- _Problem statement_
Retype the listing below character for character, from its first line down to and including the line that contains "photo-control-board-image: S2231750WA_B01 BRAUN".
======
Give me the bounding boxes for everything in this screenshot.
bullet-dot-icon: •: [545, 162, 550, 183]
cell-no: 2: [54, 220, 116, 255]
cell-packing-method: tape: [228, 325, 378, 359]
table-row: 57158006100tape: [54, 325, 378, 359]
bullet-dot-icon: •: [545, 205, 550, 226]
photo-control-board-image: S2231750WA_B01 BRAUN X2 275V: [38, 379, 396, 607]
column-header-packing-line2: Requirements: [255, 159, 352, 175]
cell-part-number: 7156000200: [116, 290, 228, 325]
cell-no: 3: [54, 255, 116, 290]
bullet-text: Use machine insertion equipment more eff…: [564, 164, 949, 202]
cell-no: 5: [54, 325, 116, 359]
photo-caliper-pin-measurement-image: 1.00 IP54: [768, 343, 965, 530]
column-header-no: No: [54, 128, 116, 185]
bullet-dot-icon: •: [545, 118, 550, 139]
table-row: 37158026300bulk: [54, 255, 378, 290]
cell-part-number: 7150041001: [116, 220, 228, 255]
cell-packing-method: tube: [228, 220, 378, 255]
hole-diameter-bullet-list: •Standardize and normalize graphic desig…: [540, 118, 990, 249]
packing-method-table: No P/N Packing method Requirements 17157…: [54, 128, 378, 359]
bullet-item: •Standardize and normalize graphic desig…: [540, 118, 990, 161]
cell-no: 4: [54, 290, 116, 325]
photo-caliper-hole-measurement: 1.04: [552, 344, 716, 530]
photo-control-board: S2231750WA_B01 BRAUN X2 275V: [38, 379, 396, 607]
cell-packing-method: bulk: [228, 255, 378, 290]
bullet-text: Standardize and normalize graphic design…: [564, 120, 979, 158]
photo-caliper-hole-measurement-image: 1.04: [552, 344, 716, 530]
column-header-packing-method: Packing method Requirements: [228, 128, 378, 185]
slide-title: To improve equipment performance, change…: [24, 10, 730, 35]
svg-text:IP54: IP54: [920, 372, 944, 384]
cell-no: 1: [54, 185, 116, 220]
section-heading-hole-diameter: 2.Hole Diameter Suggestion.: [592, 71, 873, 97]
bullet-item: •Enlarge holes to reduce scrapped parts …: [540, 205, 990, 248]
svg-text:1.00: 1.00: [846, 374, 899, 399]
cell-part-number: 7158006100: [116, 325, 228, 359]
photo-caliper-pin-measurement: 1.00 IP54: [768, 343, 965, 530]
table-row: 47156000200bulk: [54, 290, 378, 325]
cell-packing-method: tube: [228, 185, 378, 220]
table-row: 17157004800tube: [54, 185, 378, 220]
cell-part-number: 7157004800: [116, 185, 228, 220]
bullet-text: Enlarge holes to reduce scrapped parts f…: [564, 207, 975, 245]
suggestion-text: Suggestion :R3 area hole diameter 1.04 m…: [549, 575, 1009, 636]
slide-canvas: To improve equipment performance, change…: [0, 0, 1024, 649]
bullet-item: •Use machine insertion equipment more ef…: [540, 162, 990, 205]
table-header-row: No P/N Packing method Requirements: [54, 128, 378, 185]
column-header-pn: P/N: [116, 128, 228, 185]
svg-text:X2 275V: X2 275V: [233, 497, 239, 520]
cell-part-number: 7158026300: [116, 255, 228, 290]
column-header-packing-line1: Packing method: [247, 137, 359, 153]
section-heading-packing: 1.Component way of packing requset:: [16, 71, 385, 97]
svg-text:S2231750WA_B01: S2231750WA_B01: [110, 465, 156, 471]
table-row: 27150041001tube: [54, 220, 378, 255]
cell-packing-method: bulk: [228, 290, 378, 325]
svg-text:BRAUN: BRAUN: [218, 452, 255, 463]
======
- _Task result_
Give me the bounding boxes for everything in this screenshot.
bullet-dot-icon: •: [545, 162, 550, 183]
cell-no: 2: [54, 220, 116, 255]
cell-packing-method: tape: [228, 325, 378, 359]
table-row: 57158006100tape: [54, 325, 378, 359]
bullet-dot-icon: •: [545, 205, 550, 226]
photo-control-board-image: S2231750WA_B01 BRAUN X2 275V: [38, 379, 396, 607]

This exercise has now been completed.